[Dataset items]
begin
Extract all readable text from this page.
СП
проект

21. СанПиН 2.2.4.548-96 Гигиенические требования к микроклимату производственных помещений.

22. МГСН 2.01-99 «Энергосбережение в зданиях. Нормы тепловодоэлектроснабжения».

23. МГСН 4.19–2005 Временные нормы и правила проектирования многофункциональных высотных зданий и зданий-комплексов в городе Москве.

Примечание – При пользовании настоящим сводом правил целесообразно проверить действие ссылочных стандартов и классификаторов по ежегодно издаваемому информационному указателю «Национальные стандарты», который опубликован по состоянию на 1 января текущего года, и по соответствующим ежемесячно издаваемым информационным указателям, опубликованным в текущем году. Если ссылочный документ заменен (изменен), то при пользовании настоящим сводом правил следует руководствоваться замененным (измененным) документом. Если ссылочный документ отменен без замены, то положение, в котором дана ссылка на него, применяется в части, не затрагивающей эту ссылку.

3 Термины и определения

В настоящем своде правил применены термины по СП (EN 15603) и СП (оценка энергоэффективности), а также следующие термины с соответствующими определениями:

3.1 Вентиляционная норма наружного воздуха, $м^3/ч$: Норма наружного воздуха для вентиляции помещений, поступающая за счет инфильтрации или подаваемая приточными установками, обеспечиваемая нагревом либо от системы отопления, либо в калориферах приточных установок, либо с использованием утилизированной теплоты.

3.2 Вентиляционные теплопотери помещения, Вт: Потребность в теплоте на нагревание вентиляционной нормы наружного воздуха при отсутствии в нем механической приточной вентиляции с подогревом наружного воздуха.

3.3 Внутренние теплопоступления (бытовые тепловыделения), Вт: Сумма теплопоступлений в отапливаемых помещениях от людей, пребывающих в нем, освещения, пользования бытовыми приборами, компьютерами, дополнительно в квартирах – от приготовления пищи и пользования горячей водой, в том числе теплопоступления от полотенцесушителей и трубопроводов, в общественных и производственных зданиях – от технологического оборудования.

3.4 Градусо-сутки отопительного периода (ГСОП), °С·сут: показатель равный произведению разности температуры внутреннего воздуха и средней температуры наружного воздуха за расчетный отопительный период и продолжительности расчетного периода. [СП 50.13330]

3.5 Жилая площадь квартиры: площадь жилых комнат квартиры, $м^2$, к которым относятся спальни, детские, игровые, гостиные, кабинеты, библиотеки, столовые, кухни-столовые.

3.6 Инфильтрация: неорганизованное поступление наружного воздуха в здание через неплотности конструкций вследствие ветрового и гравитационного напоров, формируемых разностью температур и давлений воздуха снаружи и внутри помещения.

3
end
OBJECTIVE
Count each line where the string "воздуха" occurs, and write only the number.

SOLVED EXERCISE
4